● REQUIREMENTS
Each line that holds the string "пропорційні" counts once; say how many such lines there are and add nothing.

● Source data

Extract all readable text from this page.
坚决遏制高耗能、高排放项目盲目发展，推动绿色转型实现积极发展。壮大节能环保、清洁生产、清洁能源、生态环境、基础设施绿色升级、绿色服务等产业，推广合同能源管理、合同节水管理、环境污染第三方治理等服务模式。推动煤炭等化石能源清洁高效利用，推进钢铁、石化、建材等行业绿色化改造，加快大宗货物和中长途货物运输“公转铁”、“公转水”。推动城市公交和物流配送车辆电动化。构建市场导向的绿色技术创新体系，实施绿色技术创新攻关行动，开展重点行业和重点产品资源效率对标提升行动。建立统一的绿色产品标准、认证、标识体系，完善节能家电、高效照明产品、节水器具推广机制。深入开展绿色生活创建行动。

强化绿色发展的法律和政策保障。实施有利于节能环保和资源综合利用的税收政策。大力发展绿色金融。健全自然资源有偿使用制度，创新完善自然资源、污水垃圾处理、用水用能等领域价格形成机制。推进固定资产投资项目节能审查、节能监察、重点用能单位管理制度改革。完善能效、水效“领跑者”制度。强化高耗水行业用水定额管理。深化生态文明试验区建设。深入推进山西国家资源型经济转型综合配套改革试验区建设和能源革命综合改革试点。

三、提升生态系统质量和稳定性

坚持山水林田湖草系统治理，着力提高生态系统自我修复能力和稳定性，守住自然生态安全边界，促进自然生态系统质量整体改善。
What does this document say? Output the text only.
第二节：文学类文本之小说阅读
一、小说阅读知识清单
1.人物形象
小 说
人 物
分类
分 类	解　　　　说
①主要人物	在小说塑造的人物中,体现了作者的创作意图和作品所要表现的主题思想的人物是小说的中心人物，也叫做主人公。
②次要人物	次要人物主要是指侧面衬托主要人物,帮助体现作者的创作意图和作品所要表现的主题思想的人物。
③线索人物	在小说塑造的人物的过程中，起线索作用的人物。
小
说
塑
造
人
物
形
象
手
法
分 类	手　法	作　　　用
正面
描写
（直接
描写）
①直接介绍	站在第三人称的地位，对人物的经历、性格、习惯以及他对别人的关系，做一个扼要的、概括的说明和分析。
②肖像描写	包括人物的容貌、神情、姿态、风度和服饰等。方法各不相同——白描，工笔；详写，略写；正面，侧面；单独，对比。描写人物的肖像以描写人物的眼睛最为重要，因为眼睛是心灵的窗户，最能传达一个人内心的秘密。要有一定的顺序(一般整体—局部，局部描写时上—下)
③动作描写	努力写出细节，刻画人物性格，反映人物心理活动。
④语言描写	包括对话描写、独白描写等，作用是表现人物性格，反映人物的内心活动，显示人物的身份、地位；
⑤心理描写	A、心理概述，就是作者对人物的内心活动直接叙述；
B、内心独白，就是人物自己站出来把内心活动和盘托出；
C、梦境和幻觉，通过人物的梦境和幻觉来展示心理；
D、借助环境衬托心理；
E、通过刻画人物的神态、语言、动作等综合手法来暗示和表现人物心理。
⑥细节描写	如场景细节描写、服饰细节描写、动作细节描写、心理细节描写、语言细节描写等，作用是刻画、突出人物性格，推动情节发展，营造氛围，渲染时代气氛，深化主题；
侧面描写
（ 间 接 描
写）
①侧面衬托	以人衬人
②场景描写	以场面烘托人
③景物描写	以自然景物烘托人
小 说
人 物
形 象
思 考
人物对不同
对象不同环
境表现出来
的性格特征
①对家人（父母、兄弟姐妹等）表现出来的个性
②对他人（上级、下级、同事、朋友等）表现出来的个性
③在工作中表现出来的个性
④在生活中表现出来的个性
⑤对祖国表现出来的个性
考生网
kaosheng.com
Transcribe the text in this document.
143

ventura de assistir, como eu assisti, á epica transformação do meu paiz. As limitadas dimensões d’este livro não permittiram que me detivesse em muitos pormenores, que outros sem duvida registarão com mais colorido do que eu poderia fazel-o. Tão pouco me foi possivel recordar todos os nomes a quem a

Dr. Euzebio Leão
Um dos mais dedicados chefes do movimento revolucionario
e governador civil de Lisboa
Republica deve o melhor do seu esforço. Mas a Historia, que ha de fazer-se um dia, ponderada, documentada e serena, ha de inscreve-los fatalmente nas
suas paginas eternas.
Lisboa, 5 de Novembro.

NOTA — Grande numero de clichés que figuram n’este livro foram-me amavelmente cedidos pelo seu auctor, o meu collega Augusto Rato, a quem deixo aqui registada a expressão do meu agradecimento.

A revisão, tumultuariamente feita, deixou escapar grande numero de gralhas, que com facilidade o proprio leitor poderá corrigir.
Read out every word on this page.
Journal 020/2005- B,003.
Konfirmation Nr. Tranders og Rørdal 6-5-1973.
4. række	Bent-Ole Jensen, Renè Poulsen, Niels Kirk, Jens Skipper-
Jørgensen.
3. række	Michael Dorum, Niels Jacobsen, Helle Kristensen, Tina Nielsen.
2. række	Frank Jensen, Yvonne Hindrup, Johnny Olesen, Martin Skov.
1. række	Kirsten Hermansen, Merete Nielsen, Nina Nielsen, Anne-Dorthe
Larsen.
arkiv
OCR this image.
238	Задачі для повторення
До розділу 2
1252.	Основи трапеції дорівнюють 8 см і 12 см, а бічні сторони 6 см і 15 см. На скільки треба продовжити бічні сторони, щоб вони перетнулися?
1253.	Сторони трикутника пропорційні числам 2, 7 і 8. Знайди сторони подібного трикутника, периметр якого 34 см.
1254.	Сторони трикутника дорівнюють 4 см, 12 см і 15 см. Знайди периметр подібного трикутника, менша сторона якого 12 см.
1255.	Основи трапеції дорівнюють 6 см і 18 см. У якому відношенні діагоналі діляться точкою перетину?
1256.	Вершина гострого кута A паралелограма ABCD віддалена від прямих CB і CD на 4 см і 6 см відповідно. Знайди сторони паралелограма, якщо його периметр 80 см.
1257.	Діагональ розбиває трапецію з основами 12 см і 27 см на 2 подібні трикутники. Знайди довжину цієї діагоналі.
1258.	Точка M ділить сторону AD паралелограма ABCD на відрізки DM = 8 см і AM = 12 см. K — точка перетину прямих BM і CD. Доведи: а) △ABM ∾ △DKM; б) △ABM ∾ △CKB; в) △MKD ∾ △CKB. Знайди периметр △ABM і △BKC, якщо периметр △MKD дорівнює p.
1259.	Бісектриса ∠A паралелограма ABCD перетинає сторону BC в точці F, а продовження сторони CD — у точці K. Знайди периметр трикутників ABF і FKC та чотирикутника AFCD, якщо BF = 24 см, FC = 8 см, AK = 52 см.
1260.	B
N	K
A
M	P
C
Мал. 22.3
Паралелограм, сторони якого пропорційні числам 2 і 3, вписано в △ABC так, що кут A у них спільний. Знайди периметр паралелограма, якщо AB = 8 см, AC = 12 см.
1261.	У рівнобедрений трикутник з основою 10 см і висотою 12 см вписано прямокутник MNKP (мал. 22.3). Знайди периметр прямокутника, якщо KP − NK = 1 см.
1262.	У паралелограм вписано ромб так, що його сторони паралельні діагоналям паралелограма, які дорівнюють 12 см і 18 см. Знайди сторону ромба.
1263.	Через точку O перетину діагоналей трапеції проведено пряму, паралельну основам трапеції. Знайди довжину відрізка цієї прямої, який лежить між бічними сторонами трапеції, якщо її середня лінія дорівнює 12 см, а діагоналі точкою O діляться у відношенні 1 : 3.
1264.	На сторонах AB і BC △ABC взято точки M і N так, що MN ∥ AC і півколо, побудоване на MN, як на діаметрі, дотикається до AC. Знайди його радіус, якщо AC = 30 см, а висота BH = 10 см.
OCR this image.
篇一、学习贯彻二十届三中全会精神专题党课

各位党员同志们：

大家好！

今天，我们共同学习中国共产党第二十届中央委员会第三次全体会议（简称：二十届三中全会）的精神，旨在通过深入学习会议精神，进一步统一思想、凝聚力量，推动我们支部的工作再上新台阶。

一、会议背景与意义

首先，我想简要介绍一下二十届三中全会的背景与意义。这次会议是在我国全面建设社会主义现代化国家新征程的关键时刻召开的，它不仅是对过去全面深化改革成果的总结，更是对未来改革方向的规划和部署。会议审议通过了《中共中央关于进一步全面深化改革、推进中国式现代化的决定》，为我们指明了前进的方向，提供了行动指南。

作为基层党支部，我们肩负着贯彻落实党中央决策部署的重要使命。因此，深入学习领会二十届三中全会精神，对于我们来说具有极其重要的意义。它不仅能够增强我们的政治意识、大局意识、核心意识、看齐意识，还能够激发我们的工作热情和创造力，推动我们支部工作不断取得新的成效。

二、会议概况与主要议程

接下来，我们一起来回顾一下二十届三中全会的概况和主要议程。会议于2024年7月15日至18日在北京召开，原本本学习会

● ANSWER TO THE EXERCISE
2